▶ **Things to do**
(a) Answer these from the Waystar Q1 note, one line each, marked to match:
(i) What Q1 revenue did Waystar report?
(ii) What DCF-implied price level does the note give for a pullback?
(iii) To what wording does the thesis shift?
(b) List every valuation or leverage multiple that the Waystar Q1 note cites, with its value.

*** Opening of Text provided ***

Waystar Q1 Results Confirm Strong Demand, But Valuation Keeps Us on Sidelines
Read source articleWhat happened
Waystar reported Q1 revenue growth of 22% y/y to $313.9M, with subscription revenue up 38% and net revenue retention at 111%, indicating robust demand and customer expansion. The company's revised guidance has been interpreted by management as a timing issue from a faster shift to digital patient payments, not a structural slowdown. However, the DeepValue Master Report maintains a WAIT stance, citing a trailing P/E of ~58x and EV/EBITDA of 13.5x, with the stock trading 66% above DCF intrinsic value. While the business quality is attractive with recurring revenue and improving free cash flow, the leverage (3.5x net debt/EBITDA) and high multiples leave limited margin of safety. Overall, the Q1 results confirm the growth narrative, but the risk-reward remains unfavorable until valuation corrects or deleveraging progresses.
Implication
Investors should remain cautious as the stock's premium valuation and leverage require flawless execution; a pullback to DCF-implied levels (~$22) or evidence of sustained growth with deleveraging would improve the risk-reward.
Thesis delta
The Q1 numbers show strong growth and retention, partly alleviating demand fears, but they do not change the fundamental valuation and leverage concerns. The thesis shifts slightly from 'wait for better entry' to 'wait for better entry or clearer signs of margin expansion,' as the underlying business is performing well. No upgrade is warranted until valuation becomes more reasonable.

*** Close of Text provided ***
*** Opening of Entries supplied ***

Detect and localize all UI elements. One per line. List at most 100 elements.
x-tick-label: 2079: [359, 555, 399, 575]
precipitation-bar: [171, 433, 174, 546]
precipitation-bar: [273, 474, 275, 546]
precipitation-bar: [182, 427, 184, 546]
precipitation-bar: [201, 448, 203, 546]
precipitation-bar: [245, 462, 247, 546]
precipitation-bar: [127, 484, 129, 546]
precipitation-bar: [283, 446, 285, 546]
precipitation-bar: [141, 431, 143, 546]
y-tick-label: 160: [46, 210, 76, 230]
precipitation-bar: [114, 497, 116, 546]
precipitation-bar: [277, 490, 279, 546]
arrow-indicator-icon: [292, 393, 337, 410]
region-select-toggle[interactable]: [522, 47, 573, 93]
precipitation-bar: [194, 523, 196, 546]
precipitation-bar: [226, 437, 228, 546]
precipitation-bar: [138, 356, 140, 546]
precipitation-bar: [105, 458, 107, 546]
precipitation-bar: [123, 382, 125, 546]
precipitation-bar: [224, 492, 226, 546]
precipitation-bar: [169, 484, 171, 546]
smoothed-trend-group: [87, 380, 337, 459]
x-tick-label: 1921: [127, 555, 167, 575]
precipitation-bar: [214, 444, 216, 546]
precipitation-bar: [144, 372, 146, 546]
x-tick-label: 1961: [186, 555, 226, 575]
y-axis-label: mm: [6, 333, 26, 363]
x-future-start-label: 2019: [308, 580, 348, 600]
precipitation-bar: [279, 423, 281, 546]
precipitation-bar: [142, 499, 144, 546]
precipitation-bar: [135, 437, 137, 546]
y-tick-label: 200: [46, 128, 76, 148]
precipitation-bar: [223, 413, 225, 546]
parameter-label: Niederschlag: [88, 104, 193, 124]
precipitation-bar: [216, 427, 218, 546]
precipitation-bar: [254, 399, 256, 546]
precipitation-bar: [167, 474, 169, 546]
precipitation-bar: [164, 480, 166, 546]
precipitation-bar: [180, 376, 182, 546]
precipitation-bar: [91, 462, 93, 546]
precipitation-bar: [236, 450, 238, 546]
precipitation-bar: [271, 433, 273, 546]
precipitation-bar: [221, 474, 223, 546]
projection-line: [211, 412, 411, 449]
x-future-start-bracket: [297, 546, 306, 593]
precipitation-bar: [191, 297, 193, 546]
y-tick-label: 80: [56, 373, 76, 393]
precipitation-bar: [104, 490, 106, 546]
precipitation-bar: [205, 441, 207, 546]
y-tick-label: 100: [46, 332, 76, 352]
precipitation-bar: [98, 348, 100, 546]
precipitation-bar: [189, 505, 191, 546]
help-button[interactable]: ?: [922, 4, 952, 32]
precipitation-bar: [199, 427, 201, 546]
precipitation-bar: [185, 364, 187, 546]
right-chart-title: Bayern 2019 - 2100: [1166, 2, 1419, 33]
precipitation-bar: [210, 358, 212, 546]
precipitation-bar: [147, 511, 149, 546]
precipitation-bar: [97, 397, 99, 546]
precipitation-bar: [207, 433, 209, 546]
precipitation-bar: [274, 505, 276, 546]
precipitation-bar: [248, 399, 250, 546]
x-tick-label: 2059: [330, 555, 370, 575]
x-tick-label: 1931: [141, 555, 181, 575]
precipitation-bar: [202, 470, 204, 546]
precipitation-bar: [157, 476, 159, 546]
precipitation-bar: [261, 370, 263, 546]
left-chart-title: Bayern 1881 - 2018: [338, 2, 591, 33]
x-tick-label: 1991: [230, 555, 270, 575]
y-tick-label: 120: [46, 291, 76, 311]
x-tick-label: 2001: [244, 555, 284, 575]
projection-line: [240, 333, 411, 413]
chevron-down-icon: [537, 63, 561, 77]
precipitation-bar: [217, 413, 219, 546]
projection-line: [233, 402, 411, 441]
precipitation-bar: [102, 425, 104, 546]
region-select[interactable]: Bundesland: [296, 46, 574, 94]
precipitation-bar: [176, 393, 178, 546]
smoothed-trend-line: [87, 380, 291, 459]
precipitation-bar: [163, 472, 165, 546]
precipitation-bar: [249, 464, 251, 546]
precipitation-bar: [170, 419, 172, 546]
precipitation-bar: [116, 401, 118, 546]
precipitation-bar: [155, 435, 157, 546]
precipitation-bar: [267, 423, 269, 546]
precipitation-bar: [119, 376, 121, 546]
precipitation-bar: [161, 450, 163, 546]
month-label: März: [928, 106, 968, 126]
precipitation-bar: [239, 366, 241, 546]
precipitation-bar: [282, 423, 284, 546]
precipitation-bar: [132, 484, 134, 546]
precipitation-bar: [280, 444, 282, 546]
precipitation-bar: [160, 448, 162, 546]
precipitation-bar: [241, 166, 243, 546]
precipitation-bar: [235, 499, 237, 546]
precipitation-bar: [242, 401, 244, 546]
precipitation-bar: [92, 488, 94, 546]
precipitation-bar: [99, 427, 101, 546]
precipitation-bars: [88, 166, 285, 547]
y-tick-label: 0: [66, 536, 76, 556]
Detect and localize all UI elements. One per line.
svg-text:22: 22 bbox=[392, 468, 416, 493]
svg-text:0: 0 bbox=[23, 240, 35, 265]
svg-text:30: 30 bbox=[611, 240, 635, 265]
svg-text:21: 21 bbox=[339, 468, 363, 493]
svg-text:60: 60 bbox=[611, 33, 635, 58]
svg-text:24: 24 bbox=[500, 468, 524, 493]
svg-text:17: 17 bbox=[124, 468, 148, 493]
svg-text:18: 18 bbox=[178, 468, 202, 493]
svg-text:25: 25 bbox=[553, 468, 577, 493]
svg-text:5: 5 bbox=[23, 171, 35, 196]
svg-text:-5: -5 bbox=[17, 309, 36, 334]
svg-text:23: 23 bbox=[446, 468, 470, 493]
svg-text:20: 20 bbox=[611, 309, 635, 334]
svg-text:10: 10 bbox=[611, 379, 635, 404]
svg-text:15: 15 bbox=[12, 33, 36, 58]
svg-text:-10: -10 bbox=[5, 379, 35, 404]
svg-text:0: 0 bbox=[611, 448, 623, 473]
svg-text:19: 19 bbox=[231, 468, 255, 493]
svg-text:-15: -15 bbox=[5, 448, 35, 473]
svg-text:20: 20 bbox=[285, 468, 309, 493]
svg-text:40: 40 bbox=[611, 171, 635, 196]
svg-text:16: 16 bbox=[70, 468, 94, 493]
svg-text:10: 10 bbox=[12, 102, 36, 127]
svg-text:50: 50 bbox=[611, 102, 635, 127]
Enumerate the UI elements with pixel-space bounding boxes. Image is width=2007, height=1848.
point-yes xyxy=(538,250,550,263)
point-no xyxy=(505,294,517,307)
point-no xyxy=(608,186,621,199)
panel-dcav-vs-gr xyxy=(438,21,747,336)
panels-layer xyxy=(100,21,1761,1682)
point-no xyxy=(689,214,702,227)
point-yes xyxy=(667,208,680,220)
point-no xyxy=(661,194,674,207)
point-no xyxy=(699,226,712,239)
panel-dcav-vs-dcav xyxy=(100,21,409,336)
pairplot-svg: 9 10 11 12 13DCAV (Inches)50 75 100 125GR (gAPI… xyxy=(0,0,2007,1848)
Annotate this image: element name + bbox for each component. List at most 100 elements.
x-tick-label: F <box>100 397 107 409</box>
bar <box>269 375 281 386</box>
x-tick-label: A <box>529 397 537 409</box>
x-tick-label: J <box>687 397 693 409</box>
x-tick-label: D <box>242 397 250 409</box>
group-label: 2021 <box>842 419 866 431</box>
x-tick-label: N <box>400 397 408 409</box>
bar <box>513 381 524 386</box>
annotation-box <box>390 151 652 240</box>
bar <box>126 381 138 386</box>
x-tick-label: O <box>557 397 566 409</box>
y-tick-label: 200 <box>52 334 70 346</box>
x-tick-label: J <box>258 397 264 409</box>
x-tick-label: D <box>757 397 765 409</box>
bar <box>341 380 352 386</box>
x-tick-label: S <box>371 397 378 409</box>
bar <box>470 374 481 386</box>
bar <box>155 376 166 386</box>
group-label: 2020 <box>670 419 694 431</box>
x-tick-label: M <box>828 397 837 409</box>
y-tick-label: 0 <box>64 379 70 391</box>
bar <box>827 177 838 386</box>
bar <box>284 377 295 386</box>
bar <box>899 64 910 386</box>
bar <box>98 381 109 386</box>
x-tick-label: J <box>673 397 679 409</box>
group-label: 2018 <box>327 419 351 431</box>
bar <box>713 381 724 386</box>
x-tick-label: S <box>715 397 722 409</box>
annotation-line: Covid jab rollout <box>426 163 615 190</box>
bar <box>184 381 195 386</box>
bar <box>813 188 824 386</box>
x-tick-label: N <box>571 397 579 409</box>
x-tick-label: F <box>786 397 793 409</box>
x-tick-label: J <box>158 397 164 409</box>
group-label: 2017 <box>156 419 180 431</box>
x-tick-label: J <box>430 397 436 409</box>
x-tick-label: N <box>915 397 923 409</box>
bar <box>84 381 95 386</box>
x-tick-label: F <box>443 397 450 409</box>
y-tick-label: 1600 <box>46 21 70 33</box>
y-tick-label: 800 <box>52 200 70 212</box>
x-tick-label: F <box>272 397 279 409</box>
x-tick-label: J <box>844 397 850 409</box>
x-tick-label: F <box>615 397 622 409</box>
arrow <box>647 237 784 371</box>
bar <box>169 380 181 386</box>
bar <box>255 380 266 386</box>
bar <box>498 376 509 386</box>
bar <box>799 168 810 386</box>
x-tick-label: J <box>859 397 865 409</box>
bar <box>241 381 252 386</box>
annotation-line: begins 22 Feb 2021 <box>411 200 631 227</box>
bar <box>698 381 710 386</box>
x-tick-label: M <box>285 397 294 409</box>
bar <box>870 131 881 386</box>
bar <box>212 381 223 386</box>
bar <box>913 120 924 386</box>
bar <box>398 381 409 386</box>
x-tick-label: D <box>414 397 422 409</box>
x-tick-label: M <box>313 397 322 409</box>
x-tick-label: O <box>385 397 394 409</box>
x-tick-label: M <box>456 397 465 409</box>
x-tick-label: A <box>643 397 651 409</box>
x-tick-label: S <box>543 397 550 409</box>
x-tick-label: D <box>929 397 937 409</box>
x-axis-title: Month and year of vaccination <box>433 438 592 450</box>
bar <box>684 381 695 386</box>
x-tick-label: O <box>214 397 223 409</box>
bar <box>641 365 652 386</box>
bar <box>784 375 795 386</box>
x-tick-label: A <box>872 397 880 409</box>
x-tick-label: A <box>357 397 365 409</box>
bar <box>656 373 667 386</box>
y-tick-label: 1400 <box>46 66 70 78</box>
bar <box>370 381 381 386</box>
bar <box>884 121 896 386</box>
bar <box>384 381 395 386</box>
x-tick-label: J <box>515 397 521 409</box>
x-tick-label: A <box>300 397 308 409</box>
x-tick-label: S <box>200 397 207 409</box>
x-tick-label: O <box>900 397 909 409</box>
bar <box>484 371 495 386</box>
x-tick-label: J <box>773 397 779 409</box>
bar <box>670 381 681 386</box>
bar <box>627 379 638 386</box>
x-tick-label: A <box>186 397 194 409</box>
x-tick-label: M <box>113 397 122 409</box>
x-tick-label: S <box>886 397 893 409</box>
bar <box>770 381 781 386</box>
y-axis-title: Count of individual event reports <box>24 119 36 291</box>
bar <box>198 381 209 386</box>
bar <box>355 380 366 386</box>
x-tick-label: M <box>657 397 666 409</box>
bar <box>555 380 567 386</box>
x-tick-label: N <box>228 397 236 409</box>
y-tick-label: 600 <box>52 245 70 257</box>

*** Close of Entries supplied ***

▶ **Answers in order**
(a)
(i) $313.9M
(ii) ~$22
(iii) 'wait for better entry or clearer signs of margin expansion'

(b)
Trailing P/E: ~58x
EV/EBITDA: 13.5x
Net debt/EBITDA: 3.5x